Make a verbatim copy of the entries below; pictures stay out.

══════════════════════════════

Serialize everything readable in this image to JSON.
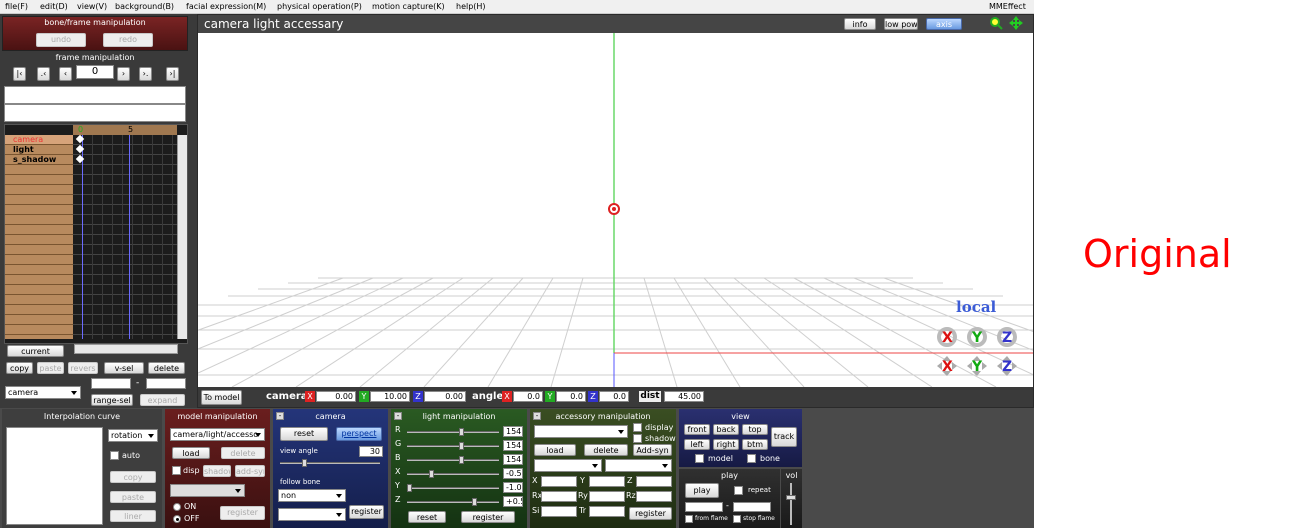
{
  "menu": [
    "file(F)",
    "edit(D)",
    "view(V)",
    "background(B)",
    "facial expression(M)",
    "physical operation(P)",
    "motion capture(K)",
    "help(H)"
  ],
  "menu_right": "MMEffect",
  "bone_panel": {
    "title": "bone/frame manipulation",
    "undo": "undo",
    "redo": "redo"
  },
  "frame_panel": {
    "title": "frame manipulation",
    "frame_value": "0",
    "ruler_start": "0",
    "ruler_mark": "5"
  },
  "tracks": [
    "camera",
    "light",
    "s_shadow"
  ],
  "timeline_buttons": {
    "current": "current",
    "copy": "copy",
    "paste": "paste",
    "revers": "revers",
    "vsel": "v-sel",
    "delete": "delete",
    "range_sel": "range-sel",
    "expand": "expand",
    "target": "camera",
    "range_dash": "-"
  },
  "viewport": {
    "title": "camera light accessary",
    "info": "info",
    "lowpow": "low pow",
    "axis": "axis",
    "local": "local"
  },
  "status": {
    "to_model": "To model",
    "camera": "camera",
    "cx": "0.00",
    "cy": "10.00",
    "cz": "0.00",
    "angle": "angle",
    "ax": "0.0",
    "ay": "0.0",
    "az": "0.0",
    "dist": "dist",
    "dist_val": "45.00",
    "X": "X",
    "Y": "Y",
    "Z": "Z"
  },
  "interp": {
    "title": "Interpolation curve",
    "mode": "rotation",
    "auto": "auto",
    "copy": "copy",
    "paste": "paste",
    "liner": "liner"
  },
  "model": {
    "title": "model manipulation",
    "target": "camera/light/accesso",
    "load": "load",
    "delete": "delete",
    "disp": "disp",
    "shadow": "shadow",
    "addsyn": "add-syn",
    "on": "ON",
    "off": "OFF",
    "register": "register"
  },
  "camera": {
    "title": "camera",
    "reset": "reset",
    "perspect": "perspect",
    "view_angle": "view angle",
    "view_angle_val": "30",
    "follow_bone": "follow bone",
    "follow_val": "non",
    "register": "register"
  },
  "light": {
    "title": "light manipulation",
    "rows": [
      {
        "k": "R",
        "v": "154",
        "p": 0.6
      },
      {
        "k": "G",
        "v": "154",
        "p": 0.6
      },
      {
        "k": "B",
        "v": "154",
        "p": 0.6
      },
      {
        "k": "X",
        "v": "-0.5",
        "p": 0.25
      },
      {
        "k": "Y",
        "v": "-1.0",
        "p": 0.0
      },
      {
        "k": "Z",
        "v": "+0.5",
        "p": 0.75
      }
    ],
    "reset": "reset",
    "register": "register"
  },
  "accessory": {
    "title": "accessory manipulation",
    "display": "display",
    "shadow": "shadow",
    "load": "load",
    "delete": "delete",
    "addsyn": "Add-syn",
    "fields": [
      "X",
      "Y",
      "Z",
      "Rx",
      "Ry",
      "Rz",
      "Si",
      "Tr"
    ],
    "register": "register"
  },
  "view": {
    "title": "view",
    "front": "front",
    "back": "back",
    "top": "top",
    "left": "left",
    "right": "right",
    "btm": "btm",
    "track": "track",
    "model": "model",
    "bone": "bone"
  },
  "play": {
    "title": "play",
    "play": "play",
    "repeat": "repeat",
    "from_frame": "from flame",
    "stop_frame": "stop flame",
    "dash": "-"
  },
  "vol": {
    "title": "vol"
  },
  "overlay_label": "Original",
  "colors": {
    "panel_dark": "#2a2a2a",
    "bone_panel": "#5a1616",
    "model_panel": "#5a1616",
    "camera_panel": "#1a2a66",
    "light_panel": "#1f4a1a",
    "accessory_panel": "#2e3f1c",
    "view_panel": "#22285a",
    "timeline_row": "#b88a5e"
  }
}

══════════════════════════════

### REPLY TO THE TASK
Serialize everything readable in this image to JSON.
{
  "menu": [
    "file(F)",
    "edit(D)",
    "view(V)",
    "background(B)",
    "facial expression(M)",
    "physical operation(P)",
    "motion capture(K)",
    "help(H)"
  ],
  "menu_right": "MMEffect",
  "bone_panel": {
    "title": "bone/frame manipulation",
    "undo": "undo",
    "redo": "redo"
  },
  "frame_panel": {
    "title": "frame manipulation",
    "frame_value": "0",
    "ruler_start": "0",
    "ruler_mark": "5"
  },
  "tracks": [
    "camera",
    "light",
    "s_shadow"
  ],
  "timeline_buttons": {
    "current": "current",
    "copy": "copy",
    "paste": "paste",
    "revers": "revers",
    "vsel": "v-sel",
    "delete": "delete",
    "range_sel": "range-sel",
    "expand": "expand",
    "target": "camera",
    "range_dash": "-"
  },
  "viewport": {
    "title": "camera light accessary",
    "info": "info",
    "lowpow": "low pow",
    "axis": "axis",
    "local": "local"
  },
  "status": {
    "to_model": "To model",
    "camera": "camera",
    "cx": "0.00",
    "cy": "10.00",
    "cz": "0.00",
    "angle": "angle",
    "ax": "0.0",
    "ay": "0.0",
    "az": "0.0",
    "dist": "dist",
    "dist_val": "45.00",
    "X": "X",
    "Y": "Y",
    "Z": "Z"
  },
  "interp": {
    "title": "Interpolation curve",
    "mode": "rotation",
    "auto": "auto",
    "copy": "copy",
    "paste": "paste",
    "liner": "liner"
  },
  "model": {
    "title": "model manipulation",
    "target": "camera/light/accesso",
    "load": "load",
    "delete": "delete",
    "disp": "disp",
    "shadow": "shadow",
    "addsyn": "add-syn",
    "on": "ON",
    "off": "OFF",
    "register": "register"
  },
  "camera": {
    "title": "camera",
    "reset": "reset",
    "perspect": "perspect",
    "view_angle": "view angle",
    "view_angle_val": "30",
    "follow_bone": "follow bone",
    "follow_val": "non",
    "register": "register"
  },
  "light": {
    "title": "light manipulation",
    "rows": [
      {
        "k": "R",
        "v": "154",
        "p": 0.6
      },
      {
        "k": "G",
        "v": "154",
        "p": 0.6
      },
      {
        "k": "B",
        "v": "154",
        "p": 0.6
      },
      {
        "k": "X",
        "v": "-0.5",
        "p": 0.25
      },
      {
        "k": "Y",
        "v": "-1.0",
        "p": 0.0
      },
      {
        "k": "Z",
        "v": "+0.5",
        "p": 0.75
      }
    ],
    "reset": "reset",
    "register": "register"
  },
  "accessory": {
    "title": "accessory manipulation",
    "display": "display",
    "shadow": "shadow",
    "load": "load",
    "delete": "delete",
    "addsyn": "Add-syn",
    "fields": [
      "X",
      "Y",
      "Z",
      "Rx",
      "Ry",
      "Rz",
      "Si",
      "Tr"
    ],
    "register": "register"
  },
  "view": {
    "title": "view",
    "front": "front",
    "back": "back",
    "top": "top",
    "left": "left",
    "right": "right",
    "btm": "btm",
    "track": "track",
    "model": "model",
    "bone": "bone"
  },
  "play": {
    "title": "play",
    "play": "play",
    "repeat": "repeat",
    "from_frame": "from flame",
    "stop_frame": "stop flame",
    "dash": "-"
  },
  "vol": {
    "title": "vol"
  },
  "overlay_label": "Original",
  "colors": {
    "panel_dark": "#2a2a2a",
    "bone_panel": "#5a1616",
    "model_panel": "#5a1616",
    "camera_panel": "#1a2a66",
    "light_panel": "#1f4a1a",
    "accessory_panel": "#2e3f1c",
    "view_panel": "#22285a",
    "timeline_row": "#b88a5e"
  }
}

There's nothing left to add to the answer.